§ **Given instruction**:
Copy out all the lines where "band" shows up.

***** Extracted material *****

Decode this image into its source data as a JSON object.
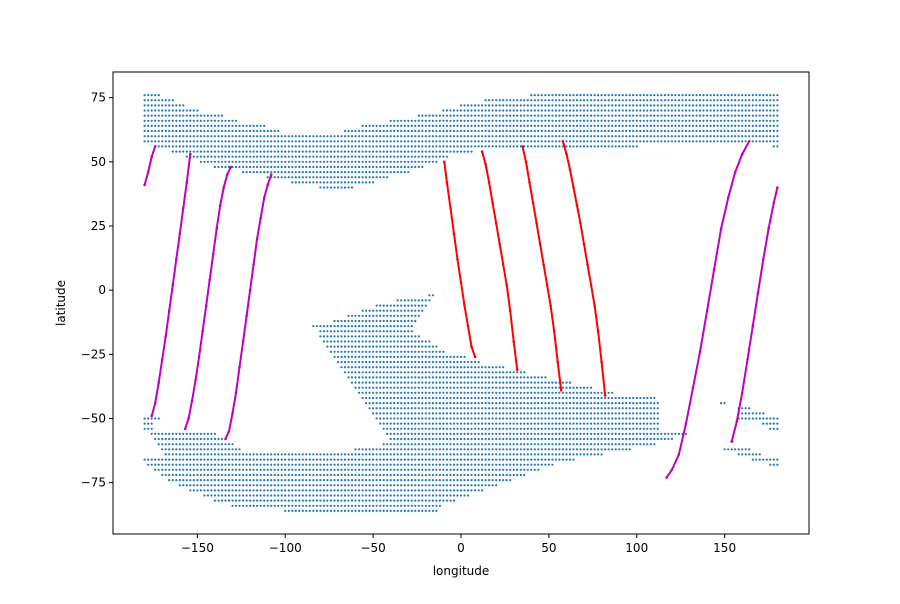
{
  "chart_data": {
    "type": "scatter",
    "title": "",
    "xlabel": "longitude",
    "ylabel": "latitude",
    "xlim": [
      -198,
      198
    ],
    "ylim": [
      -95,
      85
    ],
    "xticks": [
      -150,
      -100,
      -50,
      0,
      50,
      100,
      150
    ],
    "yticks": [
      -75,
      -50,
      -25,
      0,
      25,
      50,
      75
    ],
    "grid": false,
    "legend": "none",
    "colors": {
      "grid_points": "#1f77b4",
      "track_red": "#ff0000",
      "track_magenta": "#bf00bf"
    },
    "grid_regions": [
      {
        "name": "northern band",
        "lon_step": 2,
        "lat_step": 2,
        "rows": [
          {
            "lat": 76,
            "spans": [
              [
                -180,
                -172
              ],
              [
                40,
                180
              ]
            ]
          },
          {
            "lat": 74,
            "spans": [
              [
                -180,
                -164
              ],
              [
                14,
                180
              ]
            ]
          },
          {
            "lat": 72,
            "spans": [
              [
                -180,
                -158
              ],
              [
                0,
                180
              ]
            ]
          },
          {
            "lat": 70,
            "spans": [
              [
                -180,
                -150
              ],
              [
                -10,
                180
              ]
            ]
          },
          {
            "lat": 68,
            "spans": [
              [
                -180,
                -136
              ],
              [
                -24,
                180
              ]
            ]
          },
          {
            "lat": 66,
            "spans": [
              [
                -180,
                -128
              ],
              [
                -40,
                180
              ]
            ]
          },
          {
            "lat": 64,
            "spans": [
              [
                -180,
                -112
              ],
              [
                -56,
                180
              ]
            ]
          },
          {
            "lat": 62,
            "spans": [
              [
                -180,
                -104
              ],
              [
                -66,
                180
              ]
            ]
          },
          {
            "lat": 60,
            "spans": [
              [
                -180,
                180
              ]
            ]
          },
          {
            "lat": 58,
            "spans": [
              [
                -180,
                180
              ]
            ]
          },
          {
            "lat": 56,
            "spans": [
              [
                -172,
                100
              ],
              [
                178,
                180
              ]
            ]
          },
          {
            "lat": 54,
            "spans": [
              [
                -164,
                6
              ]
            ]
          },
          {
            "lat": 52,
            "spans": [
              [
                -156,
                -8
              ]
            ]
          },
          {
            "lat": 50,
            "spans": [
              [
                -148,
                -14
              ]
            ]
          },
          {
            "lat": 48,
            "spans": [
              [
                -140,
                -22
              ]
            ]
          },
          {
            "lat": 46,
            "spans": [
              [
                -124,
                -30
              ]
            ]
          },
          {
            "lat": 44,
            "spans": [
              [
                -110,
                -42
              ]
            ]
          },
          {
            "lat": 42,
            "spans": [
              [
                -96,
                -50
              ]
            ]
          },
          {
            "lat": 40,
            "spans": [
              [
                -80,
                -62
              ]
            ]
          }
        ]
      },
      {
        "name": "southern band",
        "lon_step": 2,
        "lat_step": 2,
        "rows": [
          {
            "lat": -2,
            "spans": [
              [
                -18,
                -16
              ]
            ]
          },
          {
            "lat": -4,
            "spans": [
              [
                -36,
                -18
              ]
            ]
          },
          {
            "lat": -6,
            "spans": [
              [
                -48,
                -20
              ]
            ]
          },
          {
            "lat": -8,
            "spans": [
              [
                -56,
                -22
              ]
            ]
          },
          {
            "lat": -10,
            "spans": [
              [
                -64,
                -24
              ]
            ]
          },
          {
            "lat": -12,
            "spans": [
              [
                -72,
                -26
              ]
            ]
          },
          {
            "lat": -14,
            "spans": [
              [
                -84,
                -28
              ]
            ]
          },
          {
            "lat": -16,
            "spans": [
              [
                -80,
                -28
              ]
            ]
          },
          {
            "lat": -18,
            "spans": [
              [
                -80,
                -24
              ]
            ]
          },
          {
            "lat": -20,
            "spans": [
              [
                -78,
                -18
              ]
            ]
          },
          {
            "lat": -22,
            "spans": [
              [
                -76,
                -14
              ]
            ]
          },
          {
            "lat": -24,
            "spans": [
              [
                -74,
                -10
              ]
            ]
          },
          {
            "lat": -26,
            "spans": [
              [
                -72,
                2
              ]
            ]
          },
          {
            "lat": -28,
            "spans": [
              [
                -70,
                10
              ]
            ]
          },
          {
            "lat": -30,
            "spans": [
              [
                -68,
                24
              ]
            ]
          },
          {
            "lat": -32,
            "spans": [
              [
                -66,
                36
              ]
            ]
          },
          {
            "lat": -34,
            "spans": [
              [
                -64,
                48
              ]
            ]
          },
          {
            "lat": -36,
            "spans": [
              [
                -62,
                62
              ]
            ]
          },
          {
            "lat": -38,
            "spans": [
              [
                -60,
                74
              ]
            ]
          },
          {
            "lat": -40,
            "spans": [
              [
                -58,
                86
              ]
            ]
          },
          {
            "lat": -42,
            "spans": [
              [
                -56,
                110
              ]
            ]
          },
          {
            "lat": -44,
            "spans": [
              [
                -54,
                112
              ],
              [
                148,
                150
              ]
            ]
          },
          {
            "lat": -46,
            "spans": [
              [
                -52,
                112
              ],
              [
                158,
                164
              ]
            ]
          },
          {
            "lat": -48,
            "spans": [
              [
                -50,
                112
              ],
              [
                158,
                172
              ]
            ]
          },
          {
            "lat": -50,
            "spans": [
              [
                -180,
                -172
              ],
              [
                -48,
                112
              ],
              [
                158,
                180
              ]
            ]
          },
          {
            "lat": -52,
            "spans": [
              [
                -180,
                -176
              ],
              [
                -46,
                112
              ],
              [
                172,
                180
              ]
            ]
          },
          {
            "lat": -54,
            "spans": [
              [
                -180,
                -176
              ],
              [
                -44,
                112
              ],
              [
                176,
                180
              ]
            ]
          },
          {
            "lat": -56,
            "spans": [
              [
                -176,
                -140
              ],
              [
                -42,
                128
              ]
            ]
          },
          {
            "lat": -58,
            "spans": [
              [
                -174,
                -134
              ],
              [
                -40,
                120
              ]
            ]
          },
          {
            "lat": -60,
            "spans": [
              [
                -172,
                -130
              ],
              [
                -44,
                110
              ]
            ]
          },
          {
            "lat": -62,
            "spans": [
              [
                -170,
                -126
              ],
              [
                -60,
                96
              ],
              [
                150,
                164
              ]
            ]
          },
          {
            "lat": -64,
            "spans": [
              [
                -168,
                80
              ],
              [
                158,
                170
              ]
            ]
          },
          {
            "lat": -66,
            "spans": [
              [
                -180,
                64
              ],
              [
                166,
                180
              ]
            ]
          },
          {
            "lat": -68,
            "spans": [
              [
                -178,
                52
              ],
              [
                176,
                180
              ]
            ]
          },
          {
            "lat": -70,
            "spans": [
              [
                -174,
                44
              ]
            ]
          },
          {
            "lat": -72,
            "spans": [
              [
                -170,
                36
              ]
            ]
          },
          {
            "lat": -74,
            "spans": [
              [
                -166,
                28
              ]
            ]
          },
          {
            "lat": -76,
            "spans": [
              [
                -160,
                20
              ]
            ]
          },
          {
            "lat": -78,
            "spans": [
              [
                -154,
                12
              ]
            ]
          },
          {
            "lat": -80,
            "spans": [
              [
                -146,
                4
              ]
            ]
          },
          {
            "lat": -82,
            "spans": [
              [
                -140,
                -4
              ]
            ]
          },
          {
            "lat": -84,
            "spans": [
              [
                -130,
                -12
              ]
            ]
          },
          {
            "lat": -86,
            "spans": [
              [
                -100,
                -14
              ]
            ]
          }
        ]
      }
    ],
    "series": [
      {
        "color": "red",
        "x": [
          -9.5,
          -8,
          -6,
          -4,
          -2,
          0,
          2,
          4,
          6,
          8
        ],
        "y": [
          50,
          42,
          32,
          22,
          12,
          3,
          -6,
          -14,
          -22,
          -26
        ]
      },
      {
        "color": "red",
        "x": [
          12,
          14,
          16,
          18,
          20,
          22,
          24,
          26,
          28,
          30,
          32
        ],
        "y": [
          54,
          49,
          42,
          34,
          26,
          18,
          10,
          2,
          -8,
          -20,
          -31
        ]
      },
      {
        "color": "red",
        "x": [
          35,
          37,
          39,
          41,
          43,
          45,
          47,
          49,
          51,
          53,
          55,
          57
        ],
        "y": [
          56,
          50,
          42,
          34,
          26,
          18,
          10,
          2,
          -6,
          -16,
          -28,
          -39
        ]
      },
      {
        "color": "red",
        "x": [
          58,
          60,
          62,
          64,
          66,
          68,
          70,
          72,
          74,
          76,
          78,
          80,
          82
        ],
        "y": [
          58,
          53,
          47,
          40,
          33,
          26,
          18,
          10,
          2,
          -6,
          -16,
          -28,
          -41
        ]
      },
      {
        "color": "magenta",
        "x": [
          -180,
          -178,
          -176,
          -174
        ],
        "y": [
          41,
          46,
          52,
          56
        ]
      },
      {
        "color": "magenta",
        "x": [
          -176,
          -174,
          -172,
          -170,
          -168,
          -166,
          -164,
          -162,
          -160,
          -158,
          -156,
          -154
        ],
        "y": [
          -49,
          -44,
          -36,
          -27,
          -18,
          -8,
          2,
          12,
          22,
          32,
          42,
          53
        ]
      },
      {
        "color": "magenta",
        "x": [
          -157,
          -155,
          -153,
          -151,
          -149,
          -147,
          -145,
          -143,
          -141,
          -139,
          -137,
          -135,
          -133,
          -131
        ],
        "y": [
          -54,
          -50,
          -43,
          -35,
          -26,
          -16,
          -6,
          4,
          14,
          24,
          33,
          40,
          45,
          48
        ]
      },
      {
        "color": "magenta",
        "x": [
          -134,
          -132,
          -130,
          -128,
          -126,
          -124,
          -122,
          -120,
          -118,
          -116,
          -114,
          -112,
          -110,
          -108
        ],
        "y": [
          -58,
          -55,
          -48,
          -40,
          -30,
          -20,
          -10,
          0,
          10,
          20,
          28,
          36,
          41,
          45
        ]
      },
      {
        "color": "magenta",
        "x": [
          117,
          120,
          124,
          128,
          132,
          136,
          140,
          144,
          148,
          152,
          156,
          160,
          164
        ],
        "y": [
          -73,
          -70,
          -64,
          -52,
          -38,
          -24,
          -8,
          8,
          24,
          36,
          46,
          53,
          58
        ]
      },
      {
        "color": "magenta",
        "x": [
          154,
          157,
          160,
          163,
          166,
          169,
          172,
          175,
          178,
          180
        ],
        "y": [
          -59,
          -51,
          -40,
          -27,
          -14,
          -1,
          12,
          24,
          34,
          40
        ]
      }
    ]
  }
}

*****

§ **Solution for this problem**:
        "name": "northern band",
        "name": "southern band",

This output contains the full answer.